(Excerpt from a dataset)
------------------------------------------------------------------------
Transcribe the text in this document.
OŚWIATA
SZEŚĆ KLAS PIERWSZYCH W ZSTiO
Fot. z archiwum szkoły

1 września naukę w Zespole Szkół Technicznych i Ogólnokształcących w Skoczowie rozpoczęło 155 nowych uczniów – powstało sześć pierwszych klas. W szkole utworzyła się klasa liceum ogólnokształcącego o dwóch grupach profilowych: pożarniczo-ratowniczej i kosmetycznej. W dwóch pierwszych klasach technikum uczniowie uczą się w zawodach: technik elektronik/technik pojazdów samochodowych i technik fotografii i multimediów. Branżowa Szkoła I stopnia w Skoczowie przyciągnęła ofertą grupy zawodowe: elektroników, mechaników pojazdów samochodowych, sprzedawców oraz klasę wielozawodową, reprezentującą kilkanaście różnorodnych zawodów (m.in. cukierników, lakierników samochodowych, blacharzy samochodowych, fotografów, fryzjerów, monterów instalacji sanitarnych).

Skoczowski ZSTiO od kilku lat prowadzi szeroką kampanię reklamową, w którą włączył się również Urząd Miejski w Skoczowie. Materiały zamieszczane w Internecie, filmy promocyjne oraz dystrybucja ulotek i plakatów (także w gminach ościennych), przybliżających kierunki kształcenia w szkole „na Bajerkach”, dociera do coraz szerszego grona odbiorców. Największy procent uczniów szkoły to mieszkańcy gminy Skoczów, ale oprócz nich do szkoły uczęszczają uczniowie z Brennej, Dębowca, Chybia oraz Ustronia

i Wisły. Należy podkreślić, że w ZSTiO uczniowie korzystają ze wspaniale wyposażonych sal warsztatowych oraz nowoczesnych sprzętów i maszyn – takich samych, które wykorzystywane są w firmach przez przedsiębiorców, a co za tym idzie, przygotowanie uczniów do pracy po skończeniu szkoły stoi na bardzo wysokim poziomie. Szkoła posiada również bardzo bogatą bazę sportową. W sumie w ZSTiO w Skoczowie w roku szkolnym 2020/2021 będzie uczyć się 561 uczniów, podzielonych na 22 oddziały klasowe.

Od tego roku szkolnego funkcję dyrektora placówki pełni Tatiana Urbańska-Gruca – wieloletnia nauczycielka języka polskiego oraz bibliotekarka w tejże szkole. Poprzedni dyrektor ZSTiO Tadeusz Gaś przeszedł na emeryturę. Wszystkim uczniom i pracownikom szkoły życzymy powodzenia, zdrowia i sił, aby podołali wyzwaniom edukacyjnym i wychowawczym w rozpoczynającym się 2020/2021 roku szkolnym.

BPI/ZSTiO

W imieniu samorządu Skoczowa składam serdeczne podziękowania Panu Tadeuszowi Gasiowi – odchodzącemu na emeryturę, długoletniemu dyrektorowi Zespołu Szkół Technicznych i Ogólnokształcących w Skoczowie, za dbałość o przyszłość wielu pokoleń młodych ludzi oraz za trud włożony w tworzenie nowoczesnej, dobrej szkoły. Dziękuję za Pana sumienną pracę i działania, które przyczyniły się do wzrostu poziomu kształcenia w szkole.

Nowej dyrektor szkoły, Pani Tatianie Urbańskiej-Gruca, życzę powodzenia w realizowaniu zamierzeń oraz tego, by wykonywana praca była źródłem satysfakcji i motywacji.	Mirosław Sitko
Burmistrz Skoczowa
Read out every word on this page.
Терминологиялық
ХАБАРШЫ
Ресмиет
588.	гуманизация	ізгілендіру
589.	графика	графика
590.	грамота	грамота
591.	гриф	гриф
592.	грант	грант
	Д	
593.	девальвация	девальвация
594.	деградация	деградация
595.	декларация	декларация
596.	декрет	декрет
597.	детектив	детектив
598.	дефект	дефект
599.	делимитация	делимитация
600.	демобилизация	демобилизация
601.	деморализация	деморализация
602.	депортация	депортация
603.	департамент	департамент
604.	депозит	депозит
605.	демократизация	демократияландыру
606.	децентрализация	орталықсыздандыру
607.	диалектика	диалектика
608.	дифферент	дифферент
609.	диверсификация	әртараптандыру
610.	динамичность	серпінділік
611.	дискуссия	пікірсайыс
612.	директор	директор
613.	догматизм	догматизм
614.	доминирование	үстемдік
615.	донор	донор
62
------------------------------------------------------------------------
### Exercise description
Retype only the lines running from the line with "Read out every word on this page." to the end of the listing, including both of those lines.

### Written response
Read out every word on this page.
Терминологиялық
ХАБАРШЫ
Ресмиет
588.	гуманизация	ізгілендіру
589.	графика	графика
590.	грамота	грамота
591.	гриф	гриф
592.	грант	грант
	Д	
593.	девальвация	девальвация
594.	деградация	деградация
595.	декларация	декларация
596.	декрет	декрет
597.	детектив	детектив
598.	дефект	дефект
599.	делимитация	делимитация
600.	демобилизация	демобилизация
601.	деморализация	деморализация
602.	депортация	депортация
603.	департамент	департамент
604.	депозит	депозит
605.	демократизация	демократияландыру
606.	децентрализация	орталықсыздандыру
607.	диалектика	диалектика
608.	дифферент	дифферент
609.	диверсификация	әртараптандыру
610.	динамичность	серпінділік
611.	дискуссия	пікірсайыс
612.	директор	директор
613.	догматизм	догматизм
614.	доминирование	үстемдік
615.	донор	донор
62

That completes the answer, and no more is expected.